** EXERCISE INSTRUCTIONS **
In the listing below, swap "pixel coordinates" for "screen coordinates" and reproduce every line otherwise unchanged, leaving out the pictures.

Image element box listing:
--------

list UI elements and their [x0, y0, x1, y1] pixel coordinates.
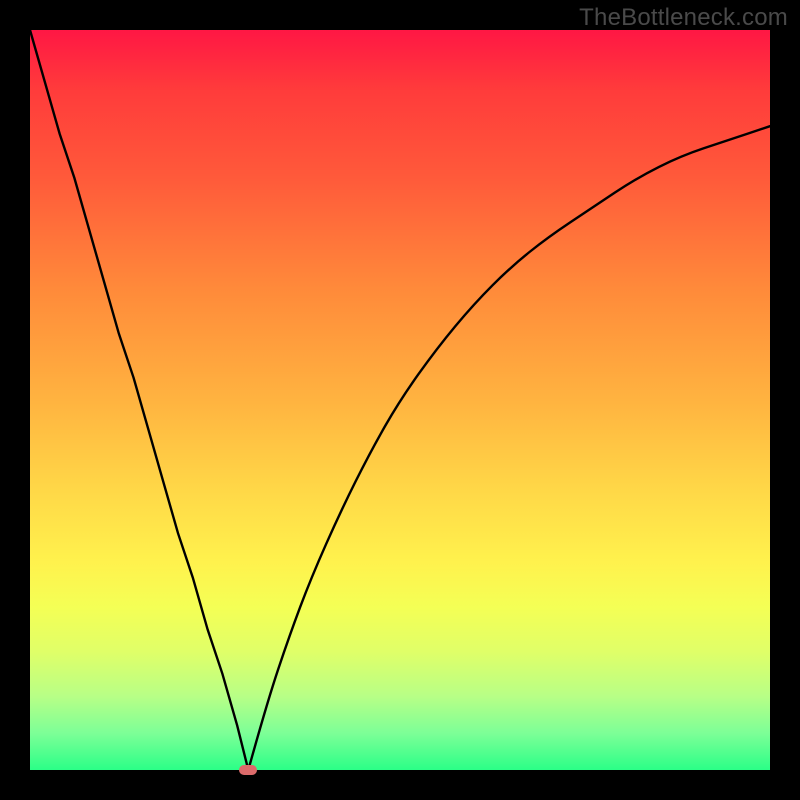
- minimum-marker: [239, 765, 257, 775]
- curve-layer: [30, 30, 770, 770]
- bottleneck-curve-left: [30, 30, 248, 770]
- plot-area: [30, 30, 770, 770]
- bottleneck-curve-right: [248, 126, 770, 770]
- chart-frame: TheBottleneck.com: [0, 0, 800, 800]
- watermark-text: TheBottleneck.com: [579, 4, 788, 32]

--------

** SOLUTION **
list UI elements and their [x0, y0, x1, y1] screen coordinates.
- minimum-marker: [239, 765, 257, 775]
- curve-layer: [30, 30, 770, 770]
- bottleneck-curve-left: [30, 30, 248, 770]
- plot-area: [30, 30, 770, 770]
- bottleneck-curve-right: [248, 126, 770, 770]
- chart-frame: TheBottleneck.com: [0, 0, 800, 800]
- watermark-text: TheBottleneck.com: [579, 4, 788, 32]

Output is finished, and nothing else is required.